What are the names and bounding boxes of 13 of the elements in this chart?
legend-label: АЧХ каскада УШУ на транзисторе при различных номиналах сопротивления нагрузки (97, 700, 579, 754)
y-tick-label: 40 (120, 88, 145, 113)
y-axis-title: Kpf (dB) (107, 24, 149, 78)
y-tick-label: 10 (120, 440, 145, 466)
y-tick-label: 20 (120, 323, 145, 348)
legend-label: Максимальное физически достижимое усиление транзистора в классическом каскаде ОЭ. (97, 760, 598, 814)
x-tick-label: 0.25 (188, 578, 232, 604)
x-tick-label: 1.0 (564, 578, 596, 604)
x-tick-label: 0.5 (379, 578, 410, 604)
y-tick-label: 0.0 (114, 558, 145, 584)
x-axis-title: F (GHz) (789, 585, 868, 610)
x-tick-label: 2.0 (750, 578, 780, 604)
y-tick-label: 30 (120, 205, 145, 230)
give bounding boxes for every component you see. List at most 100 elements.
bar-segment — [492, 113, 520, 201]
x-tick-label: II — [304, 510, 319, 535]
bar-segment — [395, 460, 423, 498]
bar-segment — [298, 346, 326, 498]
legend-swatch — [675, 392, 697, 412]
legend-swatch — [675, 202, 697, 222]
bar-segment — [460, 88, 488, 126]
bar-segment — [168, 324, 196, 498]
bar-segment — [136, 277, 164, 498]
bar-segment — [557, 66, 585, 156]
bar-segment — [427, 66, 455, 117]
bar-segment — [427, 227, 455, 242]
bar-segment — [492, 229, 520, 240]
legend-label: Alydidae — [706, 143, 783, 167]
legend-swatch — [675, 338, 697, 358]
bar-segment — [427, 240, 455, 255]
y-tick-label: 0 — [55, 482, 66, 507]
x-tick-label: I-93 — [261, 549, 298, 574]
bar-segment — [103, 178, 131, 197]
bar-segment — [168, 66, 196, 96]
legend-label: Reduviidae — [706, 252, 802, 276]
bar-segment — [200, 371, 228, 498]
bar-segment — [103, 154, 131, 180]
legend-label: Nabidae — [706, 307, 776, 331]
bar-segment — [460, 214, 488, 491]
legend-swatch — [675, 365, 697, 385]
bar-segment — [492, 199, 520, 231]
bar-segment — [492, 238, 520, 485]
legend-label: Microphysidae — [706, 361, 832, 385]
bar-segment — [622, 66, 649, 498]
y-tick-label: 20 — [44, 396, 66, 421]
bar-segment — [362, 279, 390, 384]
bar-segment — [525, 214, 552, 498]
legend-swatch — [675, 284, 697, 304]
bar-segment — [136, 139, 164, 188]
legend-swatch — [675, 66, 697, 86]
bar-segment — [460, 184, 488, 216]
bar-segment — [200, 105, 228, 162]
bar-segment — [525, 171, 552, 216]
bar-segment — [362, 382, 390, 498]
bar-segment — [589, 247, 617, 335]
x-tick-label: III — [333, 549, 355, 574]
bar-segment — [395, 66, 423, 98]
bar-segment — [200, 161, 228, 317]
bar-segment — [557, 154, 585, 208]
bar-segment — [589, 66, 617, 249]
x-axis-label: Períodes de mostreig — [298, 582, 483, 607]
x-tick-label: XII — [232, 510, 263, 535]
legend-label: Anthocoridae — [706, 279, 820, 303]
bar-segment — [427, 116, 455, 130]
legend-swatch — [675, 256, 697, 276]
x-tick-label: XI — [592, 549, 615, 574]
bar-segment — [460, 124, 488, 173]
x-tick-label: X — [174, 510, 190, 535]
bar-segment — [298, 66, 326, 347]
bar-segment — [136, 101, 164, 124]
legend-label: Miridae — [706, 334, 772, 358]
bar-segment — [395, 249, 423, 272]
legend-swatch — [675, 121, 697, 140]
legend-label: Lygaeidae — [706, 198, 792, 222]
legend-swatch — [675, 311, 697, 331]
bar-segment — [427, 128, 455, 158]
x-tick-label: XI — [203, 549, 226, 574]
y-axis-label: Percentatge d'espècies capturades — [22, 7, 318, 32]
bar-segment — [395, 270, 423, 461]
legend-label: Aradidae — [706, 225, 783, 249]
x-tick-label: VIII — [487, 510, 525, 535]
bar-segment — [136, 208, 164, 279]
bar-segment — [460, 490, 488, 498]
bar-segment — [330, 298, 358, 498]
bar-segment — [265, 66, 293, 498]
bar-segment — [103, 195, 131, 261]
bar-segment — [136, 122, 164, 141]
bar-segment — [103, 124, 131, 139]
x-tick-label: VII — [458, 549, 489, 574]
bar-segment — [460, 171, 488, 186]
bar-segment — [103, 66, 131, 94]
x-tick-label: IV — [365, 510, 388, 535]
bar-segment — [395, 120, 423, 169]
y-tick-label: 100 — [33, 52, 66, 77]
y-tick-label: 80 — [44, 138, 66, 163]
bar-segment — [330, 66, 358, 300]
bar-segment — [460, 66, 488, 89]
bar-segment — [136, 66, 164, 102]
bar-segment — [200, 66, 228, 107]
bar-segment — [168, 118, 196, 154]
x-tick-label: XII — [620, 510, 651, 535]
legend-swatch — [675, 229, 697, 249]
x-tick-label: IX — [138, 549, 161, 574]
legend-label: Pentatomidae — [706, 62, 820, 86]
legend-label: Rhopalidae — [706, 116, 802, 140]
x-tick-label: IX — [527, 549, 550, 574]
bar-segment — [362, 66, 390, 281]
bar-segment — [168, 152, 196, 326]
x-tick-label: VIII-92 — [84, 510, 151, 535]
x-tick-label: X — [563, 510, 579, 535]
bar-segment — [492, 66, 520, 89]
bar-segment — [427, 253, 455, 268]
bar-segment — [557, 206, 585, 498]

### Task description
Reproduce the listing above verbatim, keeping every line in its original order.

### Answer below
What are the names and bounding boxes of 13 of the elements in this chart?
legend-label: АЧХ каскада УШУ на транзисторе при различных номиналах сопротивления нагрузки (97, 700, 579, 754)
y-tick-label: 40 (120, 88, 145, 113)
y-axis-title: Kpf (dB) (107, 24, 149, 78)
y-tick-label: 10 (120, 440, 145, 466)
y-tick-label: 20 (120, 323, 145, 348)
legend-label: Максимальное физически достижимое усиление транзистора в классическом каскаде ОЭ. (97, 760, 598, 814)
x-tick-label: 0.25 (188, 578, 232, 604)
x-tick-label: 1.0 (564, 578, 596, 604)
x-tick-label: 0.5 (379, 578, 410, 604)
y-tick-label: 0.0 (114, 558, 145, 584)
x-axis-title: F (GHz) (789, 585, 868, 610)
x-tick-label: 2.0 (750, 578, 780, 604)
y-tick-label: 30 (120, 205, 145, 230)
give bounding boxes for every component you see. List at most 100 elements.
bar-segment — [492, 113, 520, 201]
x-tick-label: II — [304, 510, 319, 535]
bar-segment — [395, 460, 423, 498]
bar-segment — [298, 346, 326, 498]
legend-swatch — [675, 392, 697, 412]
legend-swatch — [675, 202, 697, 222]
bar-segment — [460, 88, 488, 126]
bar-segment — [168, 324, 196, 498]
bar-segment — [136, 277, 164, 498]
bar-segment — [557, 66, 585, 156]
bar-segment — [427, 66, 455, 117]
bar-segment — [427, 227, 455, 242]
bar-segment — [492, 229, 520, 240]
legend-label: Alydidae — [706, 143, 783, 167]
legend-swatch — [675, 338, 697, 358]
bar-segment — [427, 240, 455, 255]
y-tick-label: 0 — [55, 482, 66, 507]
x-tick-label: I-93 — [261, 549, 298, 574]
bar-segment — [103, 178, 131, 197]
bar-segment — [168, 66, 196, 96]
legend-label: Reduviidae — [706, 252, 802, 276]
bar-segment — [200, 371, 228, 498]
bar-segment — [103, 154, 131, 180]
legend-label: Nabidae — [706, 307, 776, 331]
bar-segment — [460, 214, 488, 491]
legend-swatch — [675, 365, 697, 385]
bar-segment — [492, 199, 520, 231]
bar-segment — [492, 238, 520, 485]
legend-label: Microphysidae — [706, 361, 832, 385]
bar-segment — [622, 66, 649, 498]
y-tick-label: 20 — [44, 396, 66, 421]
bar-segment — [362, 279, 390, 384]
bar-segment — [525, 214, 552, 498]
legend-swatch — [675, 284, 697, 304]
bar-segment — [136, 139, 164, 188]
legend-swatch — [675, 66, 697, 86]
bar-segment — [460, 184, 488, 216]
bar-segment — [200, 105, 228, 162]
bar-segment — [525, 171, 552, 216]
bar-segment — [362, 382, 390, 498]
bar-segment — [589, 247, 617, 335]
x-tick-label: III — [333, 549, 355, 574]
bar-segment — [395, 66, 423, 98]
bar-segment — [200, 161, 228, 317]
bar-segment — [557, 154, 585, 208]
bar-segment — [589, 66, 617, 249]
x-axis-label: Períodes de mostreig — [298, 582, 483, 607]
x-tick-label: XII — [232, 510, 263, 535]
legend-label: Anthocoridae — [706, 279, 820, 303]
bar-segment — [427, 116, 455, 130]
legend-swatch — [675, 256, 697, 276]
x-tick-label: XI — [592, 549, 615, 574]
bar-segment — [460, 124, 488, 173]
x-tick-label: X — [174, 510, 190, 535]
bar-segment — [298, 66, 326, 347]
bar-segment — [136, 101, 164, 124]
legend-label: Miridae — [706, 334, 772, 358]
bar-segment — [395, 249, 423, 272]
legend-swatch — [675, 121, 697, 140]
legend-label: Lygaeidae — [706, 198, 792, 222]
legend-swatch — [675, 311, 697, 331]
bar-segment — [427, 128, 455, 158]
x-tick-label: XI — [203, 549, 226, 574]
y-axis-label: Percentatge d'espècies capturades — [22, 7, 318, 32]
bar-segment — [395, 270, 423, 461]
legend-label: Aradidae — [706, 225, 783, 249]
x-tick-label: VIII — [487, 510, 525, 535]
bar-segment — [136, 208, 164, 279]
bar-segment — [460, 490, 488, 498]
bar-segment — [330, 298, 358, 498]
bar-segment — [265, 66, 293, 498]
bar-segment — [103, 195, 131, 261]
bar-segment — [136, 122, 164, 141]
bar-segment — [103, 124, 131, 139]
x-tick-label: VII — [458, 549, 489, 574]
bar-segment — [460, 171, 488, 186]
bar-segment — [103, 66, 131, 94]
x-tick-label: IV — [365, 510, 388, 535]
bar-segment — [395, 120, 423, 169]
y-tick-label: 100 — [33, 52, 66, 77]
y-tick-label: 80 — [44, 138, 66, 163]
bar-segment — [330, 66, 358, 300]
bar-segment — [460, 66, 488, 89]
bar-segment — [136, 66, 164, 102]
bar-segment — [200, 66, 228, 107]
bar-segment — [168, 118, 196, 154]
x-tick-label: XII — [620, 510, 651, 535]
legend-swatch — [675, 229, 697, 249]
x-tick-label: IX — [138, 549, 161, 574]
legend-label: Pentatomidae — [706, 62, 820, 86]
legend-label: Rhopalidae — [706, 116, 802, 140]
x-tick-label: IX — [527, 549, 550, 574]
bar-segment — [362, 66, 390, 281]
bar-segment — [168, 152, 196, 326]
x-tick-label: VIII-92 — [84, 510, 151, 535]
x-tick-label: X — [563, 510, 579, 535]
bar-segment — [492, 66, 520, 89]
bar-segment — [427, 253, 455, 268]
bar-segment — [557, 206, 585, 498]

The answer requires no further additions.